Produce an exact transcription of the listing below, omitting the pictures.

_RAW RECORDS_.
>>

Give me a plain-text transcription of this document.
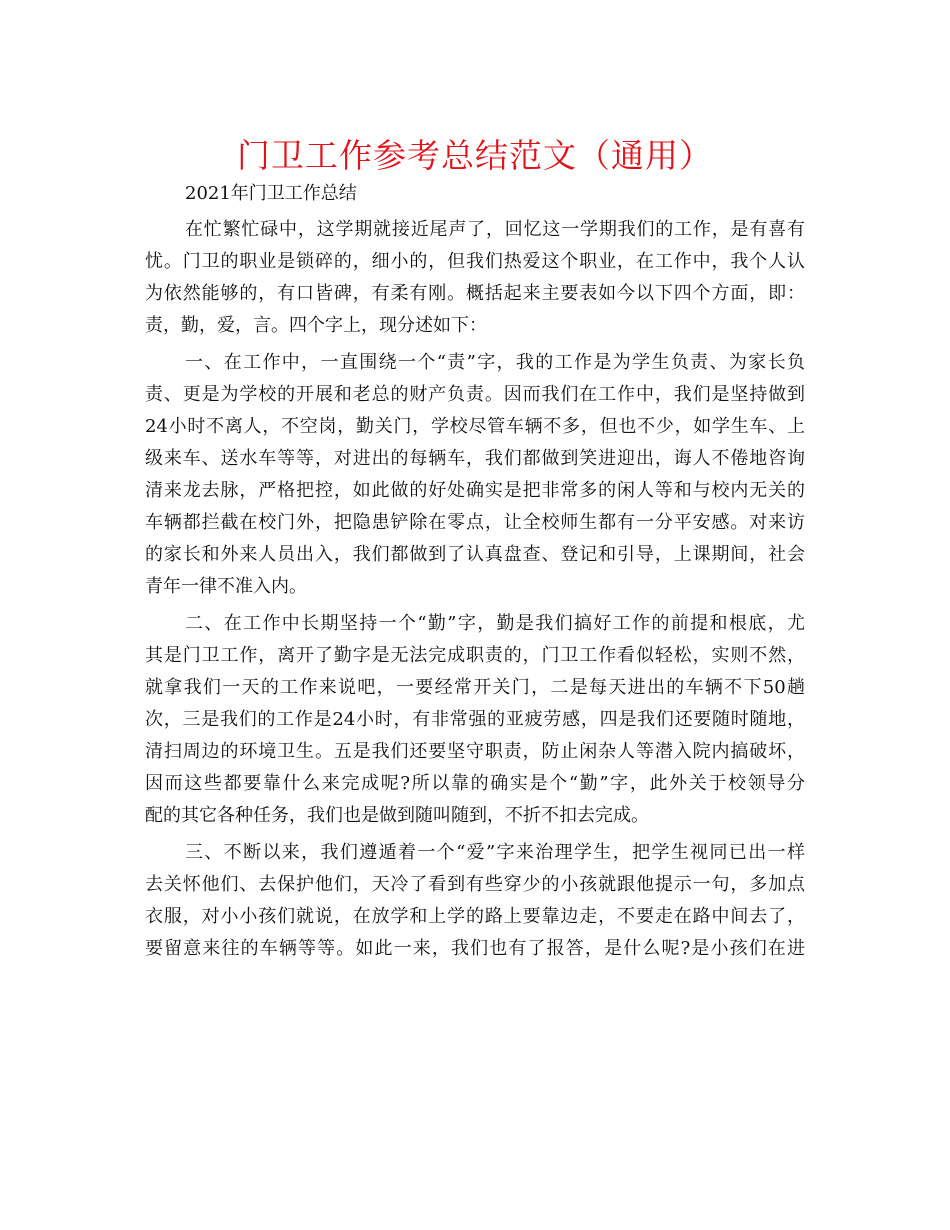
门卫工作参考总结范文（通用）
2021年门卫工作总结
在忙繁忙碌中，这学期就接近尾声了，回忆这一学期我们的工作，是有喜有
忧。门卫的职业是锁碎的，细小的，但我们热爱这个职业，在工作中，我个人认
为依然能够的，有口皆碑，有柔有刚。概括起来主要表如今以下四个方面，即：
责，勤，爱，言。四个字上，现分述如下：
一、在工作中，一直围绕一个“责”字，我的工作是为学生负责、为家长负
责、更是为学校的开展和老总的财产负责。因而我们在工作中，我们是坚持做到
24小时不离人，不空岗，勤关门，学校尽管车辆不多，但也不少，如学生车、上
级来车、送水车等等，对进出的每辆车，我们都做到笑进迎出，诲人不倦地咨询
清来龙去脉，严格把控，如此做的好处确实是把非常多的闲人等和与校内无关的
车辆都拦截在校门外，把隐患铲除在零点，让全校师生都有一分平安感。对来访
的家长和外来人员出入，我们都做到了认真盘查、登记和引导，上课期间，社会
青年一律不准入内。
二、在工作中长期坚持一个“勤”字，勤是我们搞好工作的前提和根底，尤
其是门卫工作，离开了勤字是无法完成职责的，门卫工作看似轻松，实则不然，
就拿我们一天的工作来说吧，一要经常开关门，二是每天进出的车辆不下50趟
次，三是我们的工作是24小时，有非常强的亚疲劳感，四是我们还要随时随地，
清扫周边的环境卫生。五是我们还要坚守职责，防止闲杂人等潜入院内搞破坏，
因而这些都要靠什么来完成呢?所以靠的确实是个“勤”字，此外关于校领导分
配的其它各种任务，我们也是做到随叫随到，不折不扣去完成。
三、不断以来，我们遵遁着一个“爱”字来治理学生，把学生视同已出一样
去关怀他们、去保护他们，天冷了看到有些穿少的小孩就跟他提示一句，多加点
衣服，对小小孩们就说，在放学和上学的路上要靠边走，不要走在路中间去了，
要留意来往的车辆等等。如此一来，我们也有了报答，是什么呢?是小孩们在进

<<

_REPLY TO THE EXERCISE_.
Give me a plain-text transcription of this document.
门卫工作参考总结范文（通用）
2021年门卫工作总结
在忙繁忙碌中，这学期就接近尾声了，回忆这一学期我们的工作，是有喜有
忧。门卫的职业是锁碎的，细小的，但我们热爱这个职业，在工作中，我个人认
为依然能够的，有口皆碑，有柔有刚。概括起来主要表如今以下四个方面，即：
责，勤，爱，言。四个字上，现分述如下：
一、在工作中，一直围绕一个“责”字，我的工作是为学生负责、为家长负
责、更是为学校的开展和老总的财产负责。因而我们在工作中，我们是坚持做到
24小时不离人，不空岗，勤关门，学校尽管车辆不多，但也不少，如学生车、上
级来车、送水车等等，对进出的每辆车，我们都做到笑进迎出，诲人不倦地咨询
清来龙去脉，严格把控，如此做的好处确实是把非常多的闲人等和与校内无关的
车辆都拦截在校门外，把隐患铲除在零点，让全校师生都有一分平安感。对来访
的家长和外来人员出入，我们都做到了认真盘查、登记和引导，上课期间，社会
青年一律不准入内。
二、在工作中长期坚持一个“勤”字，勤是我们搞好工作的前提和根底，尤
其是门卫工作，离开了勤字是无法完成职责的，门卫工作看似轻松，实则不然，
就拿我们一天的工作来说吧，一要经常开关门，二是每天进出的车辆不下50趟
次，三是我们的工作是24小时，有非常强的亚疲劳感，四是我们还要随时随地，
清扫周边的环境卫生。五是我们还要坚守职责，防止闲杂人等潜入院内搞破坏，
因而这些都要靠什么来完成呢?所以靠的确实是个“勤”字，此外关于校领导分
配的其它各种任务，我们也是做到随叫随到，不折不扣去完成。
三、不断以来，我们遵遁着一个“爱”字来治理学生，把学生视同已出一样
去关怀他们、去保护他们，天冷了看到有些穿少的小孩就跟他提示一句，多加点
衣服，对小小孩们就说，在放学和上学的路上要靠边走，不要走在路中间去了，
要留意来往的车辆等等。如此一来，我们也有了报答，是什么呢?是小孩们在进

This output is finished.